-- BEGIN Material for the task --

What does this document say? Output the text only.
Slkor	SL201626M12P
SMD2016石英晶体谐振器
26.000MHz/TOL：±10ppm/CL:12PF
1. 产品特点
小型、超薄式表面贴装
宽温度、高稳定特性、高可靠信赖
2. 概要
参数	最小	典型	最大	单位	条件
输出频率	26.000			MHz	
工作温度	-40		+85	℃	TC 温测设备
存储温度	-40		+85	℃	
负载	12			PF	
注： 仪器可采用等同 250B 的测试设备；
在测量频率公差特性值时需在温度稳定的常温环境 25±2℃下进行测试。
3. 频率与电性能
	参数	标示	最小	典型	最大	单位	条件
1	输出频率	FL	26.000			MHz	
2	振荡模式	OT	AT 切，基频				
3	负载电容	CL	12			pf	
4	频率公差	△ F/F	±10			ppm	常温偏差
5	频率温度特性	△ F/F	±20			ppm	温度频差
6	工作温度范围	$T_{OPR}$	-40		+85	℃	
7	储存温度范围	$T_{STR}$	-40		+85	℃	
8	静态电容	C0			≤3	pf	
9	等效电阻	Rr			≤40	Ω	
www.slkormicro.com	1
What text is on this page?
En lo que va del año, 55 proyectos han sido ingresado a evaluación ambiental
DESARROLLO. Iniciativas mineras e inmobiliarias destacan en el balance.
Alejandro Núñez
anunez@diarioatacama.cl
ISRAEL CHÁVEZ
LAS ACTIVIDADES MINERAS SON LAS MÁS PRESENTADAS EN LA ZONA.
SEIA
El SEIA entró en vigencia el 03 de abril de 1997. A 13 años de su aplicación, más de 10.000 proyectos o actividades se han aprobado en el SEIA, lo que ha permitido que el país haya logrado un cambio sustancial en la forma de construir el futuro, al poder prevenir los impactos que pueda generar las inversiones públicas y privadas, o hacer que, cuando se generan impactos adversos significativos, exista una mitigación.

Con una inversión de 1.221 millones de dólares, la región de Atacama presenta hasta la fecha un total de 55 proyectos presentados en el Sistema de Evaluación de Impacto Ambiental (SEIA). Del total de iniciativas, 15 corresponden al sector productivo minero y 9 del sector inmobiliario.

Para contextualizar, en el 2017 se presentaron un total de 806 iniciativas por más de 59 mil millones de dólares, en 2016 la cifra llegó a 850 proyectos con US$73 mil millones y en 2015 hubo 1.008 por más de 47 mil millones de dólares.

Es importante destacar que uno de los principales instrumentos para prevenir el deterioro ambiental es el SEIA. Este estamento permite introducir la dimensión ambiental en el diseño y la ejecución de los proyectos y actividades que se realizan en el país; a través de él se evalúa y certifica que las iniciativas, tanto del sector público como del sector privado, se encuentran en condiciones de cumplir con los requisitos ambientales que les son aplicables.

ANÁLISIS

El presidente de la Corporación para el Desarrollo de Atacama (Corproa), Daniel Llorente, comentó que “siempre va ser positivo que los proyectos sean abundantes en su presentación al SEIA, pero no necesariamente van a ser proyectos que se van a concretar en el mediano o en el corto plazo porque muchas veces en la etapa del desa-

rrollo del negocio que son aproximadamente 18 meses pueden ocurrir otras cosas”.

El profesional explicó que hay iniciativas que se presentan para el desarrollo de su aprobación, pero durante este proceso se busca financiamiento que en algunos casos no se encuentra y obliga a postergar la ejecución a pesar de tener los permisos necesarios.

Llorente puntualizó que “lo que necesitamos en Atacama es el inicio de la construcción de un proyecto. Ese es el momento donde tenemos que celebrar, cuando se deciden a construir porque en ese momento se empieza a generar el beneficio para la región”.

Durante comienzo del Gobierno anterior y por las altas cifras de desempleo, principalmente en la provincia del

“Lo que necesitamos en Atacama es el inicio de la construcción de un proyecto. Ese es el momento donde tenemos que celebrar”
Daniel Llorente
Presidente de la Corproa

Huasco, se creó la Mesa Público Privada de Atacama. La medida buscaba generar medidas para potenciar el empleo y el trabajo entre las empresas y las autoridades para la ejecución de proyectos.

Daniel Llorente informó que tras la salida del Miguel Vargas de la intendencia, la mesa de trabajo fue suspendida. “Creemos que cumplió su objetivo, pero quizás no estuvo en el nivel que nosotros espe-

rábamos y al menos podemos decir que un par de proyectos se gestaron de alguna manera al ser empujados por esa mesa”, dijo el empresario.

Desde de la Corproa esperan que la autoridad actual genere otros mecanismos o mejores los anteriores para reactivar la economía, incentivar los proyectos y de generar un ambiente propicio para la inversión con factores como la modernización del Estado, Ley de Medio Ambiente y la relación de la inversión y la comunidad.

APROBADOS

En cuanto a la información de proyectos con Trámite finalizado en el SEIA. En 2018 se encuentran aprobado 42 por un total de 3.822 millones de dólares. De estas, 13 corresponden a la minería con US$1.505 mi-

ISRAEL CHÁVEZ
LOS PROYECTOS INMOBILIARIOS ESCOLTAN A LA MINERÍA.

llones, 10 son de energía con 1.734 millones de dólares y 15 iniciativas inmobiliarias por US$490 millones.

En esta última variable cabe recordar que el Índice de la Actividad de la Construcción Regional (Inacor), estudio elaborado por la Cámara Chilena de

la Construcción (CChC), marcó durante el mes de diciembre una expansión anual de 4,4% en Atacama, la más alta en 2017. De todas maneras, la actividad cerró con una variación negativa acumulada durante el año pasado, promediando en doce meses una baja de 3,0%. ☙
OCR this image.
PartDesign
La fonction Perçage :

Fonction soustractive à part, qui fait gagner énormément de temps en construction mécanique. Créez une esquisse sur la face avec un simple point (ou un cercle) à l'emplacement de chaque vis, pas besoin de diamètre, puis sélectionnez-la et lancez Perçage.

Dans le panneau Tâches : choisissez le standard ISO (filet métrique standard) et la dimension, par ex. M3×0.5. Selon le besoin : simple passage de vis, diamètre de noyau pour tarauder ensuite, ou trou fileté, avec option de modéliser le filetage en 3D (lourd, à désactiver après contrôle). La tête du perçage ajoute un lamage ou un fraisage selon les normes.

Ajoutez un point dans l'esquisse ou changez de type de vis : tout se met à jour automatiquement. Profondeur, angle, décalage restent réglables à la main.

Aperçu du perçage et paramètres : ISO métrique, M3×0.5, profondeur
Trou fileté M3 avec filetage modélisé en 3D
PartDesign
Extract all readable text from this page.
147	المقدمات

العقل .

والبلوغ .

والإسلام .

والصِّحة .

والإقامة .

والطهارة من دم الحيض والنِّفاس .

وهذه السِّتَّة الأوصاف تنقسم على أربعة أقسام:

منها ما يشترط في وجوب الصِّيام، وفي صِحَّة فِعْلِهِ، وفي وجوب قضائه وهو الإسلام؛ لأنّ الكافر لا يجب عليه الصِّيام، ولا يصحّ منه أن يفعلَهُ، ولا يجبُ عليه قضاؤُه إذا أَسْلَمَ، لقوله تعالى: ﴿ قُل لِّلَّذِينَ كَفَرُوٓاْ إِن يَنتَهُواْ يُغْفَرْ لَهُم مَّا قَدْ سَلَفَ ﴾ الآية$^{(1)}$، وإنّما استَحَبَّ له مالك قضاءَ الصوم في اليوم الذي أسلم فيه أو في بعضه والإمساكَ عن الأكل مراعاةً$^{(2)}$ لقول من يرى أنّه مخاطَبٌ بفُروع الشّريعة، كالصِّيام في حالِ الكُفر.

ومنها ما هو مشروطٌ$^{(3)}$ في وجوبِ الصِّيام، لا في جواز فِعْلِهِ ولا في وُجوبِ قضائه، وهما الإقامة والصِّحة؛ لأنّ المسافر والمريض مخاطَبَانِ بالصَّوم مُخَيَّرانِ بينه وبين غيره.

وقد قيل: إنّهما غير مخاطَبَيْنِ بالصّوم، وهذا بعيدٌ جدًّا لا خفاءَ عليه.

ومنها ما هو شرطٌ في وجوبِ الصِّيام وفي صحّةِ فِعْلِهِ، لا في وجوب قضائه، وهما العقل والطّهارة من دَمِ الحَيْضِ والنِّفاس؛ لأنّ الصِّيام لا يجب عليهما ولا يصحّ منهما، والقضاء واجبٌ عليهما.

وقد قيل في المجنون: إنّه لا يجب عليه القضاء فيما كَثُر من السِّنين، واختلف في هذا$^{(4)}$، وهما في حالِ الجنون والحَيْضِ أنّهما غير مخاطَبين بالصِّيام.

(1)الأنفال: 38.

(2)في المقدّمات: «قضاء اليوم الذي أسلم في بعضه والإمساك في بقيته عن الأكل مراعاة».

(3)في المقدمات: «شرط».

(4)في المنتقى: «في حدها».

-- END Material for the task --

▸ **Problem**: Give back the lines above exactly, from the one with "Extract all readable text from this page." through the last line.

▸ **Right answer**:
Extract all readable text from this page.
147	المقدمات

العقل .

والبلوغ .

والإسلام .

والصِّحة .

والإقامة .

والطهارة من دم الحيض والنِّفاس .

وهذه السِّتَّة الأوصاف تنقسم على أربعة أقسام:

منها ما يشترط في وجوب الصِّيام، وفي صِحَّة فِعْلِهِ، وفي وجوب قضائه وهو الإسلام؛ لأنّ الكافر لا يجب عليه الصِّيام، ولا يصحّ منه أن يفعلَهُ، ولا يجبُ عليه قضاؤُه إذا أَسْلَمَ، لقوله تعالى: ﴿ قُل لِّلَّذِينَ كَفَرُوٓاْ إِن يَنتَهُواْ يُغْفَرْ لَهُم مَّا قَدْ سَلَفَ ﴾ الآية$^{(1)}$، وإنّما استَحَبَّ له مالك قضاءَ الصوم في اليوم الذي أسلم فيه أو في بعضه والإمساكَ عن الأكل مراعاةً$^{(2)}$ لقول من يرى أنّه مخاطَبٌ بفُروع الشّريعة، كالصِّيام في حالِ الكُفر.

ومنها ما هو مشروطٌ$^{(3)}$ في وجوبِ الصِّيام، لا في جواز فِعْلِهِ ولا في وُجوبِ قضائه، وهما الإقامة والصِّحة؛ لأنّ المسافر والمريض مخاطَبَانِ بالصَّوم مُخَيَّرانِ بينه وبين غيره.

وقد قيل: إنّهما غير مخاطَبَيْنِ بالصّوم، وهذا بعيدٌ جدًّا لا خفاءَ عليه.

ومنها ما هو شرطٌ في وجوبِ الصِّيام وفي صحّةِ فِعْلِهِ، لا في وجوب قضائه، وهما العقل والطّهارة من دَمِ الحَيْضِ والنِّفاس؛ لأنّ الصِّيام لا يجب عليهما ولا يصحّ منهما، والقضاء واجبٌ عليهما.

وقد قيل في المجنون: إنّه لا يجب عليه القضاء فيما كَثُر من السِّنين، واختلف في هذا$^{(4)}$، وهما في حالِ الجنون والحَيْضِ أنّهما غير مخاطَبين بالصِّيام.

(1)الأنفال: 38.

(2)في المقدّمات: «قضاء اليوم الذي أسلم في بعضه والإمساك في بقيته عن الأكل مراعاة».

(3)في المقدمات: «شرط».

(4)في المنتقى: «في حدها».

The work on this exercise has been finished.